Transcribe the material in full, exactly as written.

* * * * *

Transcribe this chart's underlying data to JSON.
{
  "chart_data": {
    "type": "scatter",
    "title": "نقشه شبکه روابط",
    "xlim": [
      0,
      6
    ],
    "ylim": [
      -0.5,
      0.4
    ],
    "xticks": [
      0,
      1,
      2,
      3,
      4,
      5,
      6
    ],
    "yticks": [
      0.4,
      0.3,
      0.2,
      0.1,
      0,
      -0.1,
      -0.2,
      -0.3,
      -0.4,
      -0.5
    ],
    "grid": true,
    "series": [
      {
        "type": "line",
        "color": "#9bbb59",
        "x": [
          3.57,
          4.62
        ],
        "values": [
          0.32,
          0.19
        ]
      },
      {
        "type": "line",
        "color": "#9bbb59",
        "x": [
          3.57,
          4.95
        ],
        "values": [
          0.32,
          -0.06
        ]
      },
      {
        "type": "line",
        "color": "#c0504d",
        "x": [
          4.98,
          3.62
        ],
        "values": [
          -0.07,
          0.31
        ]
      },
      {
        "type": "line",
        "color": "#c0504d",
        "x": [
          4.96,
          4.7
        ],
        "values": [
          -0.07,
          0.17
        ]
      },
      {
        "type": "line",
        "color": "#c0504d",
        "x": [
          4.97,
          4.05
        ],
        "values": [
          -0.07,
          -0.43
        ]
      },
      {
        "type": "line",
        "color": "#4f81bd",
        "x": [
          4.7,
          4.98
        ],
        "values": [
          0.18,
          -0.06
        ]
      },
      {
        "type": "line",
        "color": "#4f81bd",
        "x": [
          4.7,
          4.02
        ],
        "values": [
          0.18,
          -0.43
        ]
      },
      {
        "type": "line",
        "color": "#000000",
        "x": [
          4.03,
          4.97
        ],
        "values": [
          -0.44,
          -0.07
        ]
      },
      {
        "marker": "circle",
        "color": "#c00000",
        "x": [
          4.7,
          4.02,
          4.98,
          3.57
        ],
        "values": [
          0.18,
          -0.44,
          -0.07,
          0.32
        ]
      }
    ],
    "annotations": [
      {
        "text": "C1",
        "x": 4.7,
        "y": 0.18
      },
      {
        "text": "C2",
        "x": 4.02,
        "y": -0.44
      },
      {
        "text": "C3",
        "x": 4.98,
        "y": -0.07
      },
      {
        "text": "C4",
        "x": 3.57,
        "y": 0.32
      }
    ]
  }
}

* * * * *

> Response to this exercise:
Transcribe this chart's underlying data to JSON.
{
  "chart_data": {
    "type": "scatter",
    "title": "نقشه شبکه روابط",
    "xlim": [
      0,
      6
    ],
    "ylim": [
      -0.5,
      0.4
    ],
    "xticks": [
      0,
      1,
      2,
      3,
      4,
      5,
      6
    ],
    "yticks": [
      0.4,
      0.3,
      0.2,
      0.1,
      0,
      -0.1,
      -0.2,
      -0.3,
      -0.4,
      -0.5
    ],
    "grid": true,
    "series": [
      {
        "type": "line",
        "color": "#9bbb59",
        "x": [
          3.57,
          4.62
        ],
        "values": [
          0.32,
          0.19
        ]
      },
      {
        "type": "line",
        "color": "#9bbb59",
        "x": [
          3.57,
          4.95
        ],
        "values": [
          0.32,
          -0.06
        ]
      },
      {
        "type": "line",
        "color": "#c0504d",
        "x": [
          4.98,
          3.62
        ],
        "values": [
          -0.07,
          0.31
        ]
      },
      {
        "type": "line",
        "color": "#c0504d",
        "x": [
          4.96,
          4.7
        ],
        "values": [
          -0.07,
          0.17
        ]
      },
      {
        "type": "line",
        "color": "#c0504d",
        "x": [
          4.97,
          4.05
        ],
        "values": [
          -0.07,
          -0.43
        ]
      },
      {
        "type": "line",
        "color": "#4f81bd",
        "x": [
          4.7,
          4.98
        ],
        "values": [
          0.18,
          -0.06
        ]
      },
      {
        "type": "line",
        "color": "#4f81bd",
        "x": [
          4.7,
          4.02
        ],
        "values": [
          0.18,
          -0.43
        ]
      },
      {
        "type": "line",
        "color": "#000000",
        "x": [
          4.03,
          4.97
        ],
        "values": [
          -0.44,
          -0.07
        ]
      },
      {
        "marker": "circle",
        "color": "#c00000",
        "x": [
          4.7,
          4.02,
          4.98,
          3.57
        ],
        "values": [
          0.18,
          -0.44,
          -0.07,
          0.32
        ]
      }
    ],
    "annotations": [
      {
        "text": "C1",
        "x": 4.7,
        "y": 0.18
      },
      {
        "text": "C2",
        "x": 4.02,
        "y": -0.44
      },
      {
        "text": "C3",
        "x": 4.98,
        "y": -0.07
      },
      {
        "text": "C4",
        "x": 3.57,
        "y": 0.32
      }
    ]
  }
}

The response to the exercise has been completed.